(Source text)
-- -- --
Life Cycles (2010) Movie Script

Life is a river.
That's what grandad
always used to say.
A beginning, an end,
a million different ways in between.
He used to metaphore my whole life,
how it'd end and float,
following the path of least resistance,
barreling straight through the impossible.
Clear as air and black as night.
And no matter what direction
or how it'd move or what it'd look like,
the point according to grandad,
was that the river always moved forward.
What kept him running the rabbits
until he was old and grey?
The mystery of
what lay around the bend.
These days that mystery is hard to find.
The river is distant
and sky clouded with concrete.
For many of us, life's great adventure,
all its beauty, all its connection sails by unnoticed.
Funny thing is the river's never that far off.
This is the story of a way back in.
To the rush of moving forward.
Born from the earth's crust.
Grown from the seeds of innovation.
Forged in the fires of industry.
The Earth's most efficient machine
creates its most efficient animal...
The bicycle,
our noblest invention.
Trails like the seasons come and go.
Built on a foundation of diversity,
beauty, classic elegance.
Never quite repeating themselves.
A marvel made of beginnings and endings,
with a million different ways in between.
Grandad was all about those connections.
He had his hands in Earth
as much as he did in machines.
Maybe that's why
he understood both sides...
Sure we till and cut,
we reap and we sow...
And yeah, we do great damage.
But we're also capable of great good.
After all, no matter how smart
we think we are,
we're just another part of the mystery.
"Balance a bike right."
"Keep the pedals turning."
"Forget about everything except right now."
"And there's no place you can't ride."
That's what grandad used to say.
I once read that life
is an act of suicide.
And it's true.
We're probably the only creatures
on the planet who know this.
Maybe that's why we're
so good at killing.
"It's going to die anyway,
might as well have it for ourselves."
So we take, we take some more.
But in the process we kill
other less tangible entities.
-- -- --
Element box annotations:

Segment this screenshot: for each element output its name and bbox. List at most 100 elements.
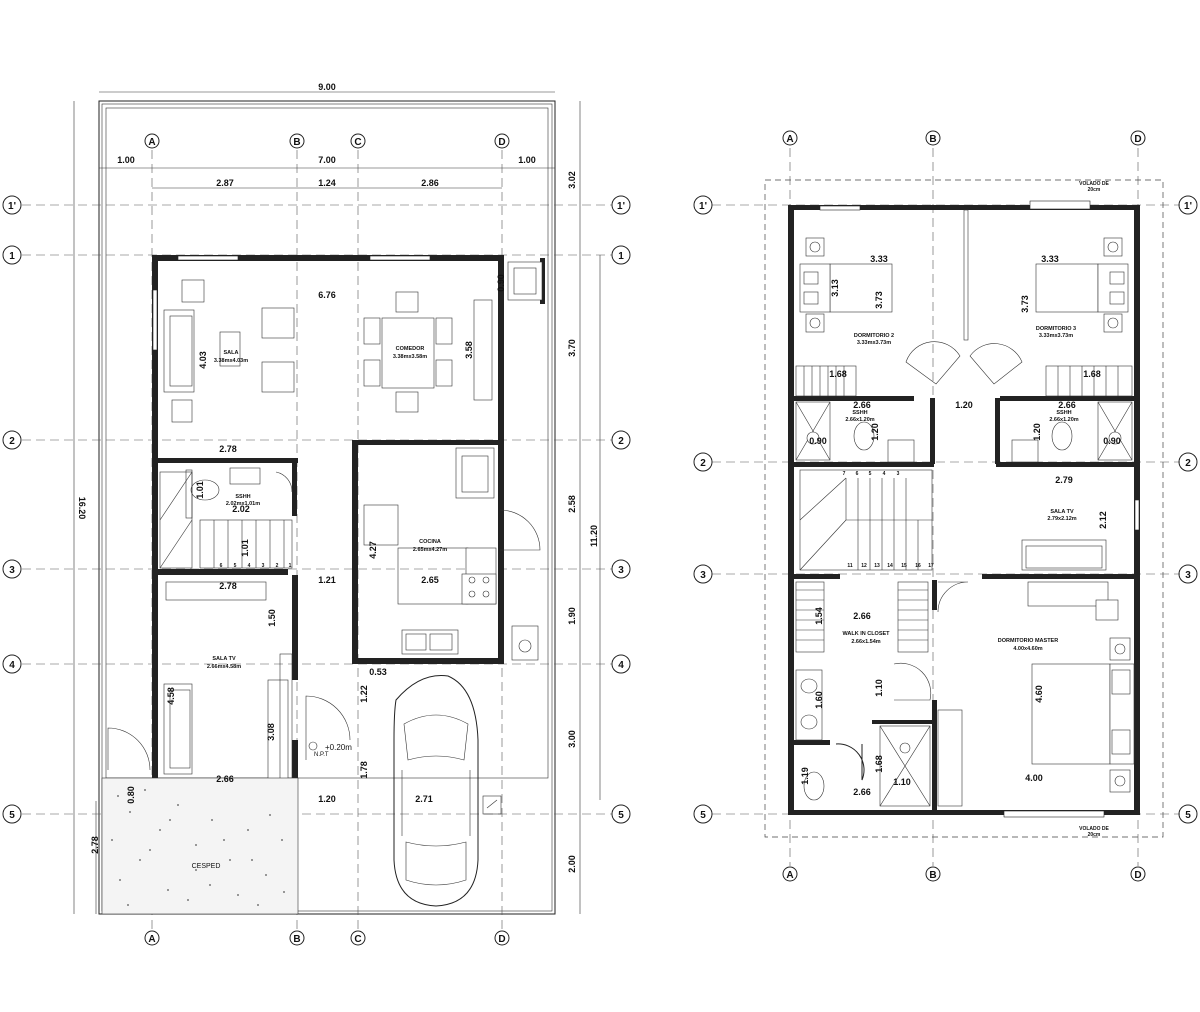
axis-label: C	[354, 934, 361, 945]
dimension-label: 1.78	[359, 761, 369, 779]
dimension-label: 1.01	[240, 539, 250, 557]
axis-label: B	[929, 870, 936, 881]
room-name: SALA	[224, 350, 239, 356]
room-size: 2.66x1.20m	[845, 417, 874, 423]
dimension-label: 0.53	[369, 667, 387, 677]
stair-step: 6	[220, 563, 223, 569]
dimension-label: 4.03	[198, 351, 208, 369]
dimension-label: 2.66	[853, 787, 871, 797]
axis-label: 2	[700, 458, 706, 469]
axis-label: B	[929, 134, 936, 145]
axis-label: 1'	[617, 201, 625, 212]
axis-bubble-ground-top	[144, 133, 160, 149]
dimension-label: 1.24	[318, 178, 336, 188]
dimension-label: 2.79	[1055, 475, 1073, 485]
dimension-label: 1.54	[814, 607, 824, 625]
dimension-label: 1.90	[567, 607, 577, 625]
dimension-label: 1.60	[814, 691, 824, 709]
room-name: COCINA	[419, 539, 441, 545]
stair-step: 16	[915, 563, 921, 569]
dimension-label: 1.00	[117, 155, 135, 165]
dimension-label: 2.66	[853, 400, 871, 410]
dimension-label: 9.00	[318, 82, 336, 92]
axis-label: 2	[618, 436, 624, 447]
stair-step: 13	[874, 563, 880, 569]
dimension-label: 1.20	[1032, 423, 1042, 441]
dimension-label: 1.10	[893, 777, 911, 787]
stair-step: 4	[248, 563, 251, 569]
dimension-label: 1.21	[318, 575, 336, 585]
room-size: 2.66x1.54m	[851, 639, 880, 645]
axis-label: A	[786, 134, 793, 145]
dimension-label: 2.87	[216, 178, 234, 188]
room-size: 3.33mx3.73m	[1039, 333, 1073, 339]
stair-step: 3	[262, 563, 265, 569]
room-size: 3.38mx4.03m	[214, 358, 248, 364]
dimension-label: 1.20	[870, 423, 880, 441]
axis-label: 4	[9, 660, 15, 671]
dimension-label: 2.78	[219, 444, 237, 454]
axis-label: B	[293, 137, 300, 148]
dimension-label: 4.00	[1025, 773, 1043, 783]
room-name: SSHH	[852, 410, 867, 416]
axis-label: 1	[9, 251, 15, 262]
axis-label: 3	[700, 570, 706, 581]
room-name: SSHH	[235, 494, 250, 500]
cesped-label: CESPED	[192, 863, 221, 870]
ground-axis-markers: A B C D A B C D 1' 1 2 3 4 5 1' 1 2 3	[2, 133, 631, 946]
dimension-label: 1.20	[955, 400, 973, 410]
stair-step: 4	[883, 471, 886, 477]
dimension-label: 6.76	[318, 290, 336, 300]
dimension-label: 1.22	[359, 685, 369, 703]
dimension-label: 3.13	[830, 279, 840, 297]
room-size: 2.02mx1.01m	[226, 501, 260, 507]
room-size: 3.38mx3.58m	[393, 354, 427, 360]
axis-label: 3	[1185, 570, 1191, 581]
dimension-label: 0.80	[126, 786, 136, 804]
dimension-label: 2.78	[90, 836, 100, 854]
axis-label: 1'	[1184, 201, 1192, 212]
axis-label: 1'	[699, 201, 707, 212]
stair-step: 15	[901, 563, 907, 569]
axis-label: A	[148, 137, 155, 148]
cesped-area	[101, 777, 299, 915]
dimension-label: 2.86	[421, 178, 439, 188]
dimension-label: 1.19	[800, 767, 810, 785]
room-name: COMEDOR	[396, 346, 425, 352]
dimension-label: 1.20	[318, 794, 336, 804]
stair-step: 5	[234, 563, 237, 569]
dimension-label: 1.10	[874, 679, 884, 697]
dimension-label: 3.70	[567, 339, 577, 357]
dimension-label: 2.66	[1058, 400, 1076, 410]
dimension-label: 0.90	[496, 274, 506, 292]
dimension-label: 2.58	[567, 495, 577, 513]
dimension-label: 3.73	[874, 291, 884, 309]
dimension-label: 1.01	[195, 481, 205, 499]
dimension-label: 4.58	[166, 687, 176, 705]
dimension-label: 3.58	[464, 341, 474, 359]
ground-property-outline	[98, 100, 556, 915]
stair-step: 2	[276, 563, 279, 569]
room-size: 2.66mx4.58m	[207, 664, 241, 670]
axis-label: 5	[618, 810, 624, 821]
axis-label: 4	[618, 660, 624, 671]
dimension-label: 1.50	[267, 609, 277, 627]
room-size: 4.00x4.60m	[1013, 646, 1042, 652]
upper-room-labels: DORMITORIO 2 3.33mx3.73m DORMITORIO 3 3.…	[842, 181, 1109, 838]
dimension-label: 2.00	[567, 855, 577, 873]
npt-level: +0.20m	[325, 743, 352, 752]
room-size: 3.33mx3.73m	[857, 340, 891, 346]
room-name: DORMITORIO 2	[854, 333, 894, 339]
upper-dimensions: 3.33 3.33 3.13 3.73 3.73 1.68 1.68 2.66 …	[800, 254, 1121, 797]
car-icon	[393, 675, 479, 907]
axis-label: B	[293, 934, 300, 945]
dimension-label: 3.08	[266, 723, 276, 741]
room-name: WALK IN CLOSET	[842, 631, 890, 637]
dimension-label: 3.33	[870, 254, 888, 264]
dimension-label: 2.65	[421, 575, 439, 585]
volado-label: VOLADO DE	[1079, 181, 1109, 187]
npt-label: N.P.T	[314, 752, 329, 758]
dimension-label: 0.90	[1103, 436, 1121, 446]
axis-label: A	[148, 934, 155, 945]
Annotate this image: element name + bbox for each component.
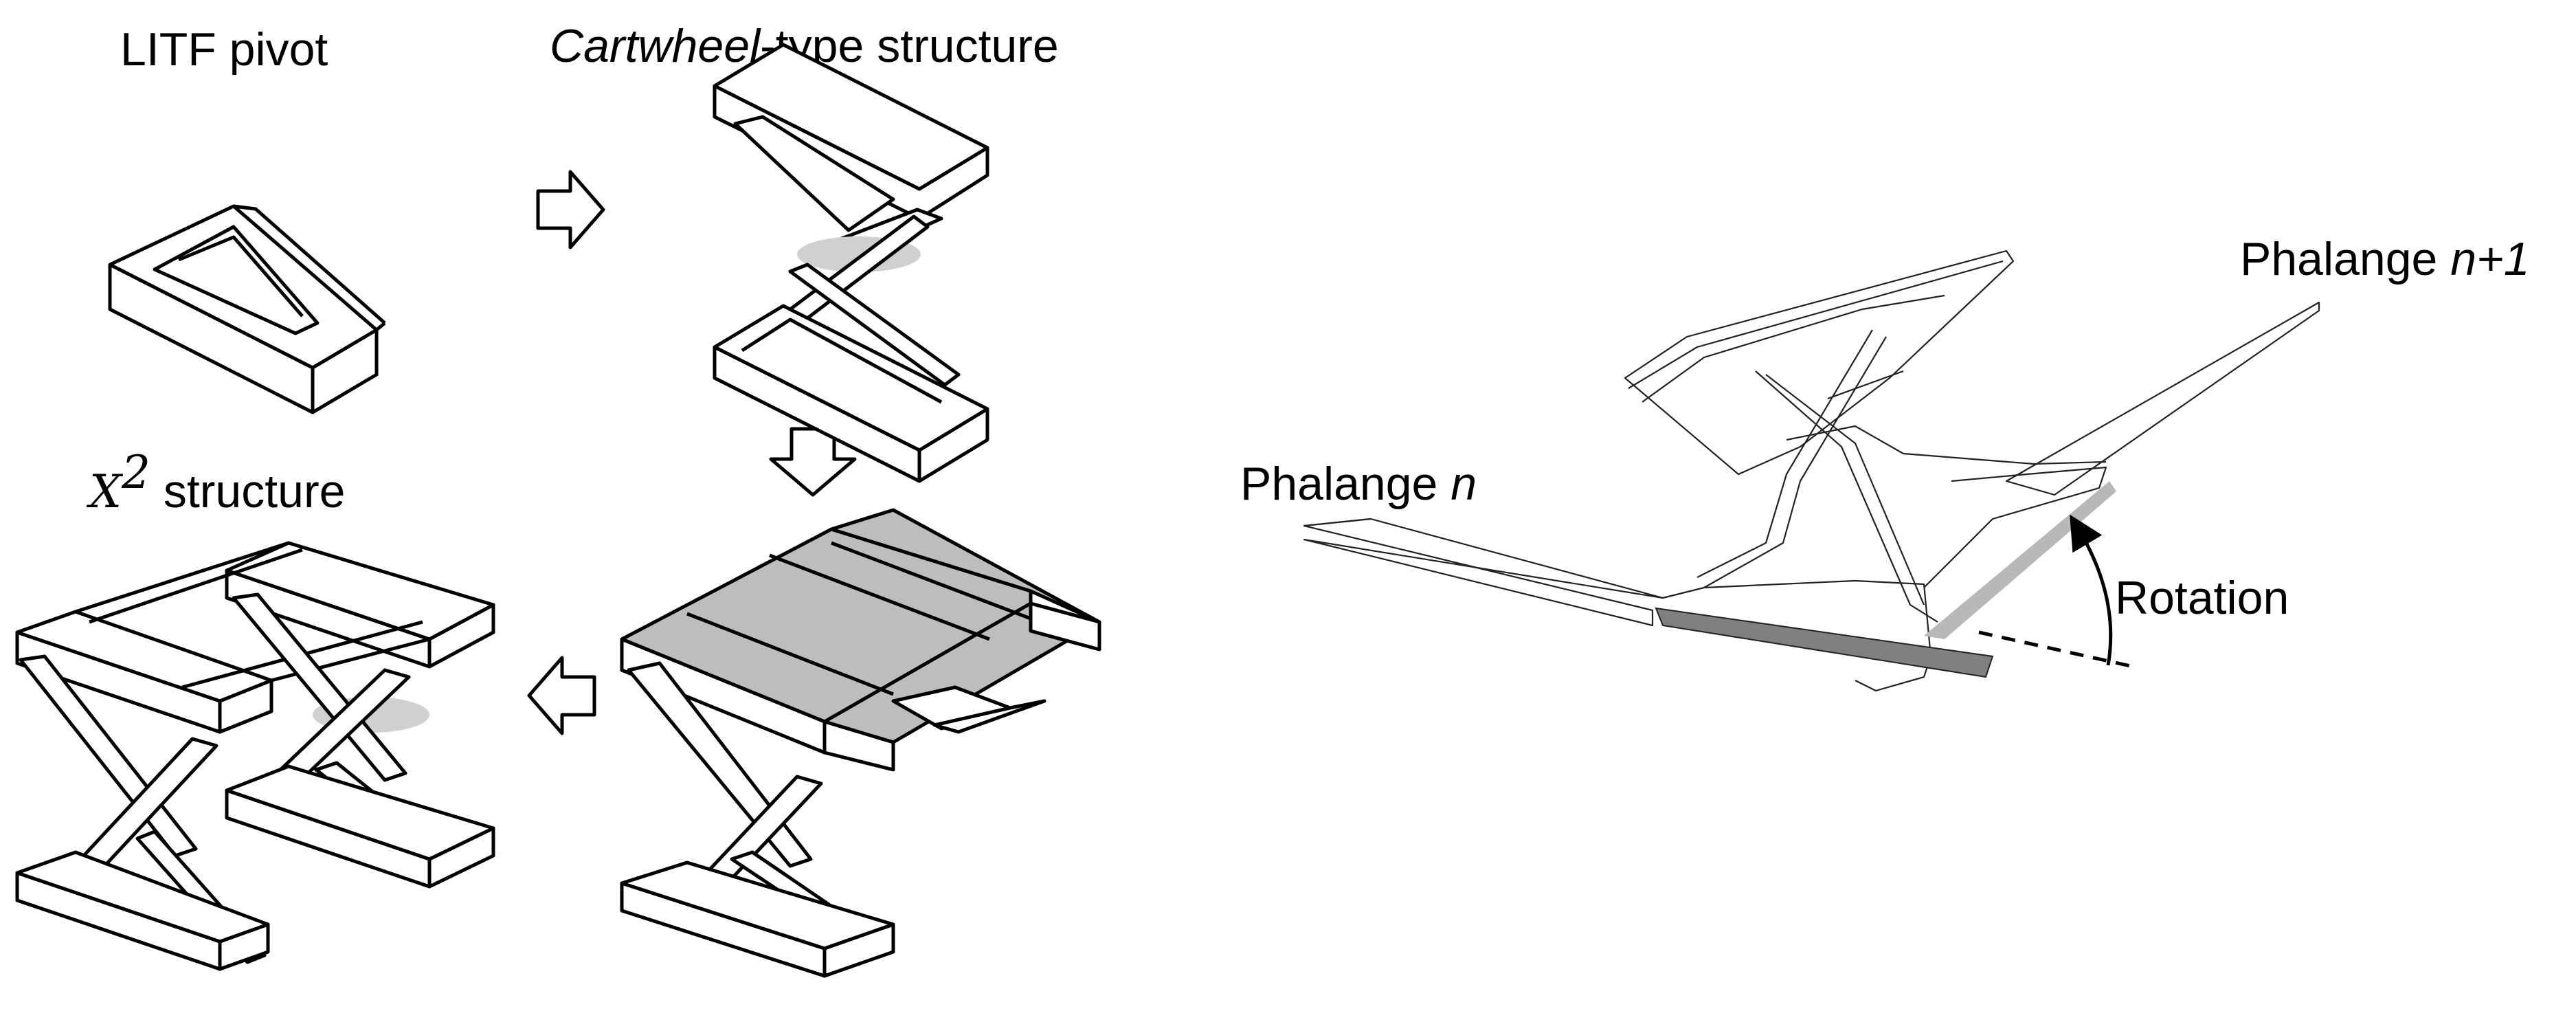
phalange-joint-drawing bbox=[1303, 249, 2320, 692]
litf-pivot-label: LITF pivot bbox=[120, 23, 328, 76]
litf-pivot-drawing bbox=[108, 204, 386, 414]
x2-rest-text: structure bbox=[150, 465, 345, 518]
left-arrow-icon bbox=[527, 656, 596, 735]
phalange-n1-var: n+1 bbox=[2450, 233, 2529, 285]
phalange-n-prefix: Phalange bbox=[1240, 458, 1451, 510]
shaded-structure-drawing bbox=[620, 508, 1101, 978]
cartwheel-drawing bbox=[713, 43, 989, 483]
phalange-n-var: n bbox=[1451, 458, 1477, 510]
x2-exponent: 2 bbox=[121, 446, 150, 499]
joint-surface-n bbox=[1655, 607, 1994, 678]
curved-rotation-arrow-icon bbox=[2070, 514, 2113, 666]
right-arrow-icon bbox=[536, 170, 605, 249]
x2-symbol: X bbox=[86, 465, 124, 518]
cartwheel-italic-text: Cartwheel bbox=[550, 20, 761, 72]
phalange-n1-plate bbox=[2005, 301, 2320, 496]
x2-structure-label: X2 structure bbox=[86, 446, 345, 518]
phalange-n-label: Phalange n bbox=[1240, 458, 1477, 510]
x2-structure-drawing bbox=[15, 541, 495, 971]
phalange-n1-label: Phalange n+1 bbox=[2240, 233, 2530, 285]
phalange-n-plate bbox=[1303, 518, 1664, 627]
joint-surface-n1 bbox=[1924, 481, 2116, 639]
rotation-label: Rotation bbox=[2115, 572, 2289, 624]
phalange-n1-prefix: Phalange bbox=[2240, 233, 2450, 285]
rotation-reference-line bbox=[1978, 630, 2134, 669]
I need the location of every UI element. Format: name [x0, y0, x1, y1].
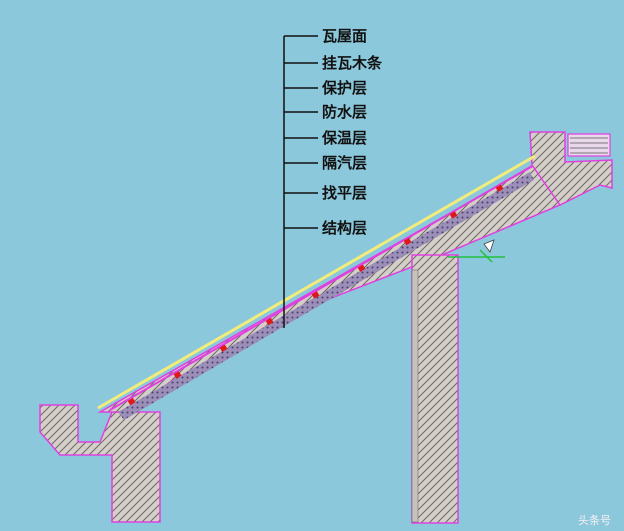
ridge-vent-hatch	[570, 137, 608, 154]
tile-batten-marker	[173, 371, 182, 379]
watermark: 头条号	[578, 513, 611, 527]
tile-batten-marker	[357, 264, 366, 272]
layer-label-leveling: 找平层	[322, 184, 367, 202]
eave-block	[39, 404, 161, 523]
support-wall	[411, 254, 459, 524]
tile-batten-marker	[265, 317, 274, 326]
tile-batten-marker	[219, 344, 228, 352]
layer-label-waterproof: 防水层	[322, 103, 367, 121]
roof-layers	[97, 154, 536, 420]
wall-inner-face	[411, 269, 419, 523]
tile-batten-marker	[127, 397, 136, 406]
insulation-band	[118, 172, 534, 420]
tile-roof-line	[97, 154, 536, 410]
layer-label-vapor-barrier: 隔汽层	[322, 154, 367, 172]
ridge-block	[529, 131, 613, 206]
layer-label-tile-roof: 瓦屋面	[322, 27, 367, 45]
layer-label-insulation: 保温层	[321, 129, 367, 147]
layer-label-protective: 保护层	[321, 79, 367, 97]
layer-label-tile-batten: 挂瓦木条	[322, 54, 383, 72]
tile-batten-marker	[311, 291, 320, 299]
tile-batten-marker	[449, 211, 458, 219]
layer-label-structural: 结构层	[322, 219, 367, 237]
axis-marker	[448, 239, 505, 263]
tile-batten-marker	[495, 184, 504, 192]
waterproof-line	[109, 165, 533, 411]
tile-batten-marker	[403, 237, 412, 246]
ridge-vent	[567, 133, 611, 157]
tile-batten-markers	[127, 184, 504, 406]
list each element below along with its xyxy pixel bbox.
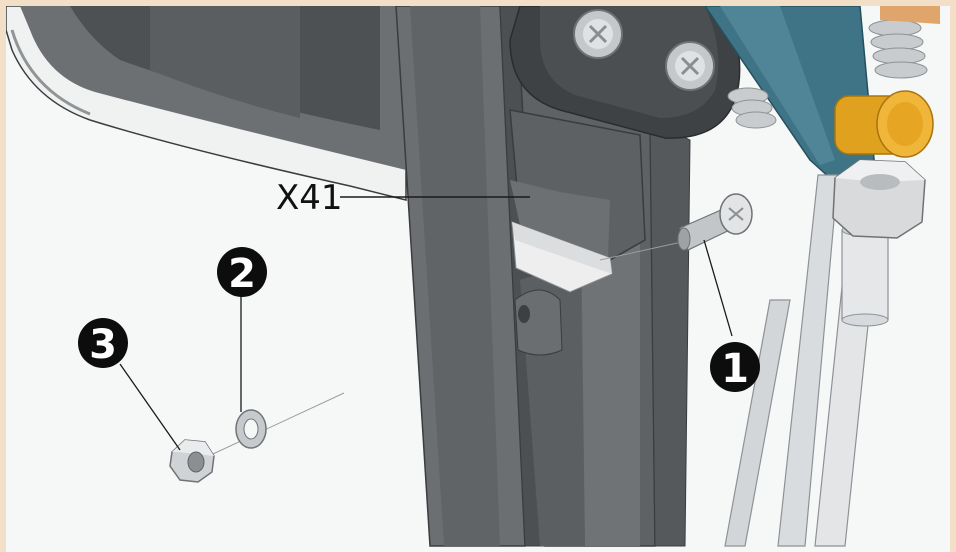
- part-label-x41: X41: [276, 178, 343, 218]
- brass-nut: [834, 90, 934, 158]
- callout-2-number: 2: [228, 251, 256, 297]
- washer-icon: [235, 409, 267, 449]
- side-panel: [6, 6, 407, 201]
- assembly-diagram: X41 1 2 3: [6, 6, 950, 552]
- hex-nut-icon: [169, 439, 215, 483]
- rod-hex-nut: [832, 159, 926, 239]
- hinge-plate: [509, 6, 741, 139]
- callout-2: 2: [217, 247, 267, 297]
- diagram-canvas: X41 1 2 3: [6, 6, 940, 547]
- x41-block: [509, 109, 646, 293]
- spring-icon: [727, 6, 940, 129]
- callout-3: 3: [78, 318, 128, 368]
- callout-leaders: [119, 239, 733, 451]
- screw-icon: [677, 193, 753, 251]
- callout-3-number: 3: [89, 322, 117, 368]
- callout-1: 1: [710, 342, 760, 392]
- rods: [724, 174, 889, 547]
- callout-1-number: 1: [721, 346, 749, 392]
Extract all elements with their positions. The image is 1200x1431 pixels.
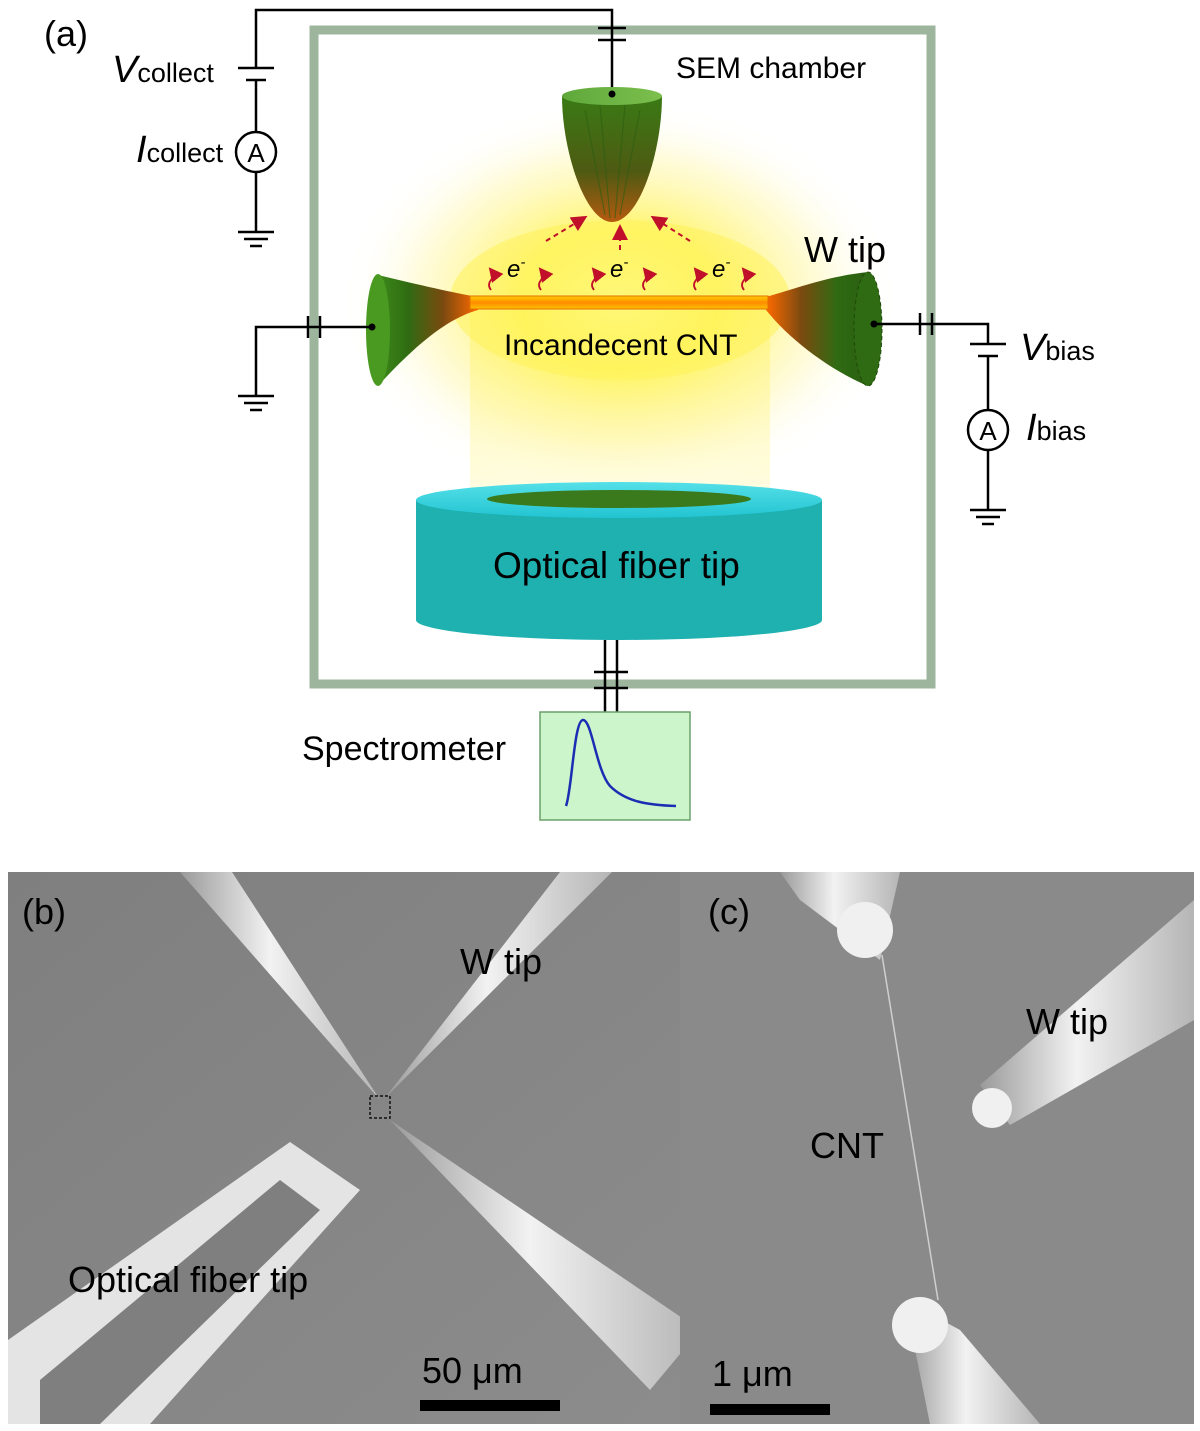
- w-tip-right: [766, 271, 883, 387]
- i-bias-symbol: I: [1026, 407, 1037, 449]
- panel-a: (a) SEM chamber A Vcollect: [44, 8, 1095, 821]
-- -- --
(Set tasks)
• 1. In the Life Cycles script, what does the narration call the bicycle?
• 2. Summarize the Life Cycles script in two sentences.
• 3. Carry on the Life Cycles script from its final line, keeping the same narrated voice.
These records come from a separate source and are unrelated to the script.

(Answers to each task)
• 1. Our noblest invention.

• 2. The narrator recalls grandad saying that life is a river that always moves forward, though these days the mystery of what lies around the bend is hard to find. The script tells the story of a way back in to the rush of moving forward, calls the bicycle our noblest invention, and admits that people do great damage but are also capable of great good.

• 3.
Things like flow, joy,
interaction, purpose.
Another way though the world is lost.
Not by one particular person...
but by instinct, survival,
the very chaos of life itself.
We spend hours thinking,
designing, questioning.
Also you can spend a few seconds
lost in one moment.
No time to think, just reaction.
Focus.
All the worry and the want
washed away by the rush.
When it comes to trance,
when the builder puts down
the shovel and picks up the bike,
when creation overrides destruction...
well, that's living.
I still remember my first bike.
Perfect little banana seater with big chopper
handlebars in sparkling blue paint.
Bright memories came
on that miracle of ingenuity.
Cruising down the sidewalk, feeling big,
even though I was only seven.
In a second the world grew exponentially.
We found secret back alleys,
jumps a whole four blocks away.
We'd crash,
get giant scrapes down our arms,
race to the corner store
as fast as we could,
candy spilling out of our pockets
like stolen gold.
With every ride, every new adventure
the chrome would fade.
The rust would creep into the paint.
Other kids would show up with newer bikes.
My best friend Jimmy got a BMX
with treaded tires, no fenders.
He could jump that thing
like nobody's business.
Then we found a trail
and the world changed again.
We'd find ourselves deep in the forest,
riding off the routes,
dropping into gullies,
caught in the rain.
New kids would show up
with gears and bigger wheels
and while I remained true to my ride,
much like the chrome in the paint
my affections began to fade.
My parents promised me a BMX
when I got little bigger.
But for now a chopper would have to do.
One day far gone in the woods my perfect
little banana seater broke in two.
The end of an age.
I cried for a long time.
Even though a new bike wasn't far off.
This thing had become a part of me.
It still is.
No matter how well we build things,
no matter how hard we love them,
like everything else for whatever reason,
there are forces that aim to take it all away.
It's only taken two hundred years
for trial and error to get here.
Two hundred years
of innovation and invention,
of not giving up.
Complex by design,
simple by nature.
The bike is nothing more
than circles turning circles.
It's the human motor
that makes it elegant.
But no matter how far
the bike has come,
no matter how much it can already do,
the pushing doesn't stop.
We still haven't found the edge.
One day the river meets the sea
and then it's not a river anymore.
Its passed through
the wheels of change.
In and out of experience.
Stories, adventure, grandads.
Inevitably the ride stops.
Lost but not entirely gone.
For now as far as we can tell,
the cycle of life...
well, it never ends.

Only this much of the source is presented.